--- Start MATERIAL PROVIDED ---

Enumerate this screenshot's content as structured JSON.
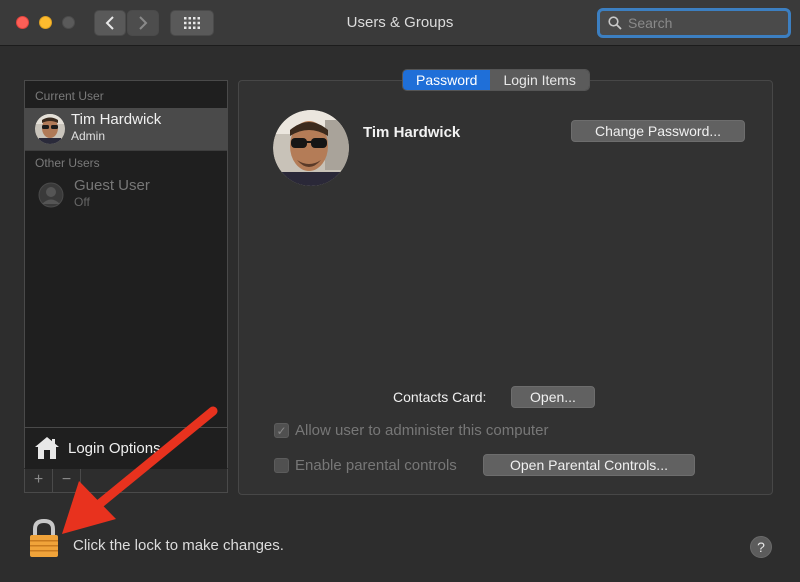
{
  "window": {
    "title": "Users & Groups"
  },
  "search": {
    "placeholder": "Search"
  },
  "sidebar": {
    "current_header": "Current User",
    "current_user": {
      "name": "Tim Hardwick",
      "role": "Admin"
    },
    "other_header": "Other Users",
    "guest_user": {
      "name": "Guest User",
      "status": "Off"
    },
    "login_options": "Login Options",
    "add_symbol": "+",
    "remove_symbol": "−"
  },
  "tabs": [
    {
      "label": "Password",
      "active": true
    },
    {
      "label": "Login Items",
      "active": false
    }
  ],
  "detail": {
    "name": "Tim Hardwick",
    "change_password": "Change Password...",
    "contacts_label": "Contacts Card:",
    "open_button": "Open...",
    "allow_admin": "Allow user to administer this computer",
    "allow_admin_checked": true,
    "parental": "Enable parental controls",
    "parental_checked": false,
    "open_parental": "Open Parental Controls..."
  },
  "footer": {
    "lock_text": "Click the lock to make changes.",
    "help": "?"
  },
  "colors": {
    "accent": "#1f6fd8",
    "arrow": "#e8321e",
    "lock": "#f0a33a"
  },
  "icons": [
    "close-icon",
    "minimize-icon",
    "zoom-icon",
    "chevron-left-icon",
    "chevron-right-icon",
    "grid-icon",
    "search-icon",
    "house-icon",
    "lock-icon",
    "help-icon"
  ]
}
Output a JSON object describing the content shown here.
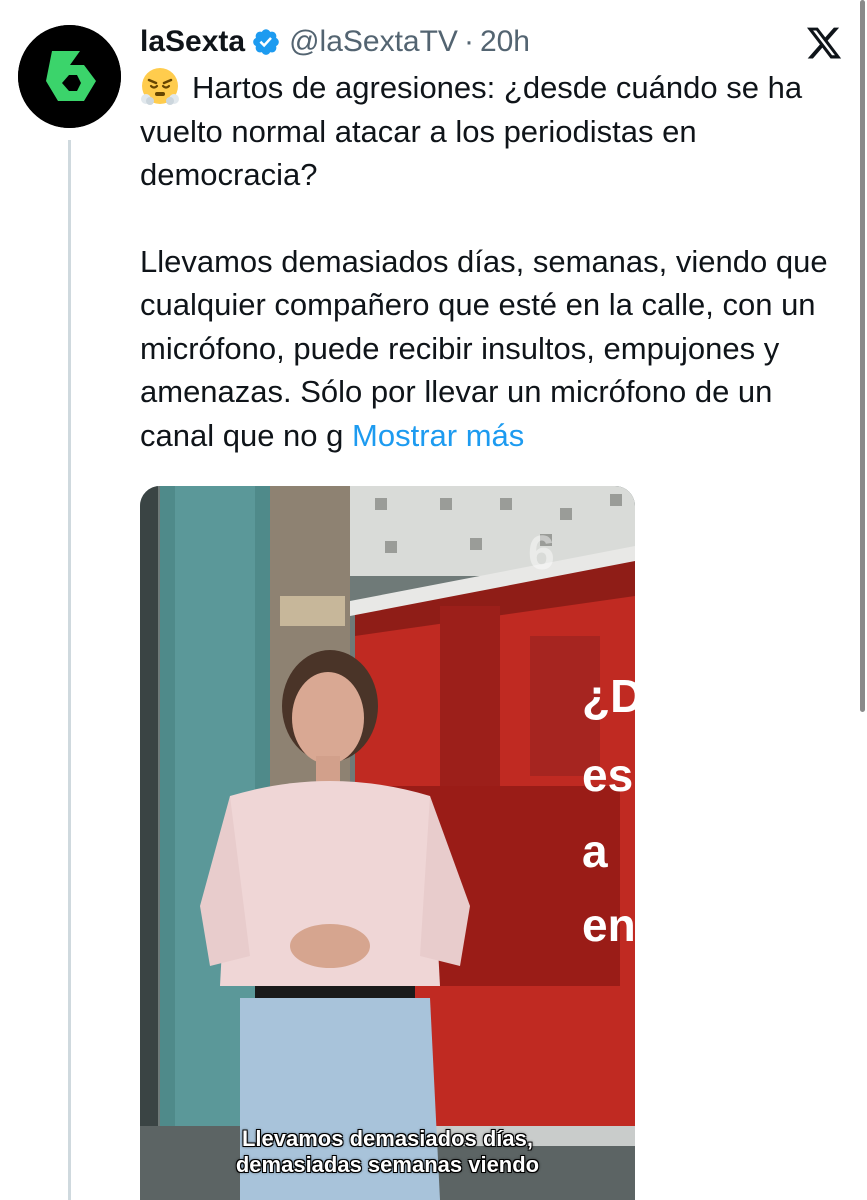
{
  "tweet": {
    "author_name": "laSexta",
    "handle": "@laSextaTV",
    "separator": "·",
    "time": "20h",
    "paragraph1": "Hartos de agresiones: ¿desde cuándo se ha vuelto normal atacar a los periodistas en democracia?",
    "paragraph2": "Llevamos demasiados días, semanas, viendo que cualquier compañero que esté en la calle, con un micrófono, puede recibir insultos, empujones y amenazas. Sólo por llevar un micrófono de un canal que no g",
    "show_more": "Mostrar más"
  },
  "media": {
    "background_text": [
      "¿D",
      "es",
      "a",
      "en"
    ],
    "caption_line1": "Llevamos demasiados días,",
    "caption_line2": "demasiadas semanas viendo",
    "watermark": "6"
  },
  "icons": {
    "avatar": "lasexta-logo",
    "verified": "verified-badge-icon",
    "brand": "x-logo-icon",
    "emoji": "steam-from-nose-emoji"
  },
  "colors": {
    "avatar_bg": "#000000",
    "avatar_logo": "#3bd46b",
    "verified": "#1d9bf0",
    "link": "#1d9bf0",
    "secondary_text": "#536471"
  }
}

--- End MATERIAL PROVIDED ---

*GOAL*
Copy every line above that holds the word "días".

*PROBLEM SOLUTION*
    "paragraph2": "Llevamos demasiados días, semanas, viendo que cualquier compañero que esté en la calle, con un micrófono, puede recibir insultos, empujones y amenazas. Sólo por llevar un micrófono de un canal que no g",
    "caption_line1": "Llevamos demasiados días,",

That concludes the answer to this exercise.